**The exercise**
Please repeat all of the listing exactly.

START Source material

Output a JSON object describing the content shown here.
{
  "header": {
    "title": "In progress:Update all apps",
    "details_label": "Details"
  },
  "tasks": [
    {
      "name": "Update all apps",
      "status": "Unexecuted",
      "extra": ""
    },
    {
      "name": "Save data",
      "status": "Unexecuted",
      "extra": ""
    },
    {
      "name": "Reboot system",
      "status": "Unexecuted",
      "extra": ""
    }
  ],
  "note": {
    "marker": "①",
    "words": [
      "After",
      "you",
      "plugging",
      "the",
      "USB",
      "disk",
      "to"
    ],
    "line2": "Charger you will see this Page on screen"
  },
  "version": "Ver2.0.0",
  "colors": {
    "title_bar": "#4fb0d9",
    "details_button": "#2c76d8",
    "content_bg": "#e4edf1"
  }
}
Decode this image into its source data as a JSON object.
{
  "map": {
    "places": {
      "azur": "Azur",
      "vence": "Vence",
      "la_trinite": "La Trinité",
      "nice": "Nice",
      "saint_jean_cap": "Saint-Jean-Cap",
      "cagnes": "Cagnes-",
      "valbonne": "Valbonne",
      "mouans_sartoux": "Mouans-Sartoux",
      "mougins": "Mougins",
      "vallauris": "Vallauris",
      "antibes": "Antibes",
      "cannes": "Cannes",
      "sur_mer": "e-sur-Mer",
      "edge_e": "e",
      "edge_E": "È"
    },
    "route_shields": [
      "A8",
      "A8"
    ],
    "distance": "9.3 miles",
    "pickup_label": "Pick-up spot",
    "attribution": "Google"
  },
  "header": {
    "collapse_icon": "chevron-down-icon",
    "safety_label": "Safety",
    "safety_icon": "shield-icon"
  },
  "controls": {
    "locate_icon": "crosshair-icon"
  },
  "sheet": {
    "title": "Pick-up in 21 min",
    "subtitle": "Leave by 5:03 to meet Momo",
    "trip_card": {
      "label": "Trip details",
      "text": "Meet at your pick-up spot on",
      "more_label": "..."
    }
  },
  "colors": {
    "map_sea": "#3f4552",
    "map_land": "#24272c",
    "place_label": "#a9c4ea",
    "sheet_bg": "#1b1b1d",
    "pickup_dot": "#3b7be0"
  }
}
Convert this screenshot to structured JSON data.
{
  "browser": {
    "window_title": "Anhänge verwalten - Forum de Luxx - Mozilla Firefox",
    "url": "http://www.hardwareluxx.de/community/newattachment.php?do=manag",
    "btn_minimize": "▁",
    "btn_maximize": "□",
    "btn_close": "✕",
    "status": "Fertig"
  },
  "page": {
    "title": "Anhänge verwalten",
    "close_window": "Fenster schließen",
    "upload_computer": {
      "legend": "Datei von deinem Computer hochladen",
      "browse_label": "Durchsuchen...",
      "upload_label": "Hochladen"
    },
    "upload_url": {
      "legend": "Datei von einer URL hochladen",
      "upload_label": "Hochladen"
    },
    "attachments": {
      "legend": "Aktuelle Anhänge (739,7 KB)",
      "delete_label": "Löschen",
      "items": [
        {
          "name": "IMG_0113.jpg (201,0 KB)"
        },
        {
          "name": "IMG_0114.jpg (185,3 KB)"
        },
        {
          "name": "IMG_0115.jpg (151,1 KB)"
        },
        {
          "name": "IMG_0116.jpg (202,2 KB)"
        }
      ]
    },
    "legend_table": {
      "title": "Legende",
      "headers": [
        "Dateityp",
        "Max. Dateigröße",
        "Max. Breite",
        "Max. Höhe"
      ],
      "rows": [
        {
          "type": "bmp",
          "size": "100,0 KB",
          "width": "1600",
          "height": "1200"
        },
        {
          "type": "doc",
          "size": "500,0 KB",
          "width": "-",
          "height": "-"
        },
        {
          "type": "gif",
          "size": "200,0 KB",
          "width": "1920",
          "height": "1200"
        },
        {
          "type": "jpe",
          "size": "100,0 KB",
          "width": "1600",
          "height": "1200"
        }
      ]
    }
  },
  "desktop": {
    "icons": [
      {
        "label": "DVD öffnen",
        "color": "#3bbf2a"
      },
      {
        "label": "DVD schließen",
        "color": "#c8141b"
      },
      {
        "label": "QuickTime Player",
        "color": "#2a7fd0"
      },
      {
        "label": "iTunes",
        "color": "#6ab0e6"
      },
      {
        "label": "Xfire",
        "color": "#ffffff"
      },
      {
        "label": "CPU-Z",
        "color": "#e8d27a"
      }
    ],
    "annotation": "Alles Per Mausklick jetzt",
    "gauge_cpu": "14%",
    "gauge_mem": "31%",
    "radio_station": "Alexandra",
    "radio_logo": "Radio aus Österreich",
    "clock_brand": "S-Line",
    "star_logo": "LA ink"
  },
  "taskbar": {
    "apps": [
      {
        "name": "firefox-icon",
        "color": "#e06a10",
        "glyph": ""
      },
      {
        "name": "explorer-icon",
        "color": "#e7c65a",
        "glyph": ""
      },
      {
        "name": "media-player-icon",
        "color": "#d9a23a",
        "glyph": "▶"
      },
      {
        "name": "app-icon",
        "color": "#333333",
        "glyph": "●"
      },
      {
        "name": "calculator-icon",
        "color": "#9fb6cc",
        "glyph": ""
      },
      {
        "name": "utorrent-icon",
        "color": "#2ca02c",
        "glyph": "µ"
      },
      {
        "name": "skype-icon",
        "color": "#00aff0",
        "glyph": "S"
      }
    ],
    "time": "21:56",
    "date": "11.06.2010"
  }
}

END Source material

**Answer to this exercise**
Output a JSON object describing the content shown here.
{
  "header": {
    "title": "In progress:Update all apps",
    "details_label": "Details"
  },
  "tasks": [
    {
      "name": "Update all apps",
      "status": "Unexecuted",
      "extra": ""
    },
    {
      "name": "Save data",
      "status": "Unexecuted",
      "extra": ""
    },
    {
      "name": "Reboot system",
      "status": "Unexecuted",
      "extra": ""
    }
  ],
  "note": {
    "marker": "①",
    "words": [
      "After",
      "you",
      "plugging",
      "the",
      "USB",
      "disk",
      "to"
    ],
    "line2": "Charger you will see this Page on screen"
  },
  "version": "Ver2.0.0",
  "colors": {
    "title_bar": "#4fb0d9",
    "details_button": "#2c76d8",
    "content_bg": "#e4edf1"
  }
}
Decode this image into its source data as a JSON object.
{
  "map": {
    "places": {
      "azur": "Azur",
      "vence": "Vence",
      "la_trinite": "La Trinité",
      "nice": "Nice",
      "saint_jean_cap": "Saint-Jean-Cap",
      "cagnes": "Cagnes-",
      "valbonne": "Valbonne",
      "mouans_sartoux": "Mouans-Sartoux",
      "mougins": "Mougins",
      "vallauris": "Vallauris",
      "antibes": "Antibes",
      "cannes": "Cannes",
      "sur_mer": "e-sur-Mer",
      "edge_e": "e",
      "edge_E": "È"
    },
    "route_shields": [
      "A8",
      "A8"
    ],
    "distance": "9.3 miles",
    "pickup_label": "Pick-up spot",
    "attribution": "Google"
  },
  "header": {
    "collapse_icon": "chevron-down-icon",
    "safety_label": "Safety",
    "safety_icon": "shield-icon"
  },
  "controls": {
    "locate_icon": "crosshair-icon"
  },
  "sheet": {
    "title": "Pick-up in 21 min",
    "subtitle": "Leave by 5:03 to meet Momo",
    "trip_card": {
      "label": "Trip details",
      "text": "Meet at your pick-up spot on",
      "more_label": "..."
    }
  },
  "colors": {
    "map_sea": "#3f4552",
    "map_land": "#24272c",
    "place_label": "#a9c4ea",
    "sheet_bg": "#1b1b1d",
    "pickup_dot": "#3b7be0"
  }
}
Convert this screenshot to structured JSON data.
{
  "browser": {
    "window_title": "Anhänge verwalten - Forum de Luxx - Mozilla Firefox",
    "url": "http://www.hardwareluxx.de/community/newattachment.php?do=manag",
    "btn_minimize": "▁",
    "btn_maximize": "□",
    "btn_close": "✕",
    "status": "Fertig"
  },
  "page": {
    "title": "Anhänge verwalten",
    "close_window": "Fenster schließen",
    "upload_computer": {
      "legend": "Datei von deinem Computer hochladen",
      "browse_label": "Durchsuchen...",
      "upload_label": "Hochladen"
    },
    "upload_url": {
      "legend": "Datei von einer URL hochladen",
      "upload_label": "Hochladen"
    },
    "attachments": {
      "legend": "Aktuelle Anhänge (739,7 KB)",
      "delete_label": "Löschen",
      "items": [
        {
          "name": "IMG_0113.jpg (201,0 KB)"
        },
        {
          "name": "IMG_0114.jpg (185,3 KB)"
        },
        {
          "name": "IMG_0115.jpg (151,1 KB)"
        },
        {
          "name": "IMG_0116.jpg (202,2 KB)"
        }
      ]
    },
    "legend_table": {
      "title": "Legende",
      "headers": [
        "Dateityp",
        "Max. Dateigröße",
        "Max. Breite",
        "Max. Höhe"
      ],
      "rows": [
        {
          "type": "bmp",
          "size": "100,0 KB",
          "width": "1600",
          "height": "1200"
        },
        {
          "type": "doc",
          "size": "500,0 KB",
          "width": "-",
          "height": "-"
        },
        {
          "type": "gif",
          "size": "200,0 KB",
          "width": "1920",
          "height": "1200"
        },
        {
          "type": "jpe",
          "size": "100,0 KB",
          "width": "1600",
          "height": "1200"
        }
      ]
    }
  },
  "desktop": {
    "icons": [
      {
        "label": "DVD öffnen",
        "color": "#3bbf2a"
      },
      {
        "label": "DVD schließen",
        "color": "#c8141b"
      },
      {
        "label": "QuickTime Player",
        "color": "#2a7fd0"
      },
      {
        "label": "iTunes",
        "color": "#6ab0e6"
      },
      {
        "label": "Xfire",
        "color": "#ffffff"
      },
      {
        "label": "CPU-Z",
        "color": "#e8d27a"
      }
    ],
    "annotation": "Alles Per Mausklick jetzt",
    "gauge_cpu": "14%",
    "gauge_mem": "31%",
    "radio_station": "Alexandra",
    "radio_logo": "Radio aus Österreich",
    "clock_brand": "S-Line",
    "star_logo": "LA ink"
  },
  "taskbar": {
    "apps": [
      {
        "name": "firefox-icon",
        "color": "#e06a10",
        "glyph": ""
      },
      {
        "name": "explorer-icon",
        "color": "#e7c65a",
        "glyph": ""
      },
      {
        "name": "media-player-icon",
        "color": "#d9a23a",
        "glyph": "▶"
      },
      {
        "name": "app-icon",
        "color": "#333333",
        "glyph": "●"
      },
      {
        "name": "calculator-icon",
        "color": "#9fb6cc",
        "glyph": ""
      },
      {
        "name": "utorrent-icon",
        "color": "#2ca02c",
        "glyph": "µ"
      },
      {
        "name": "skype-icon",
        "color": "#00aff0",
        "glyph": "S"
      }
    ],
    "time": "21:56",
    "date": "11.06.2010"
  }
}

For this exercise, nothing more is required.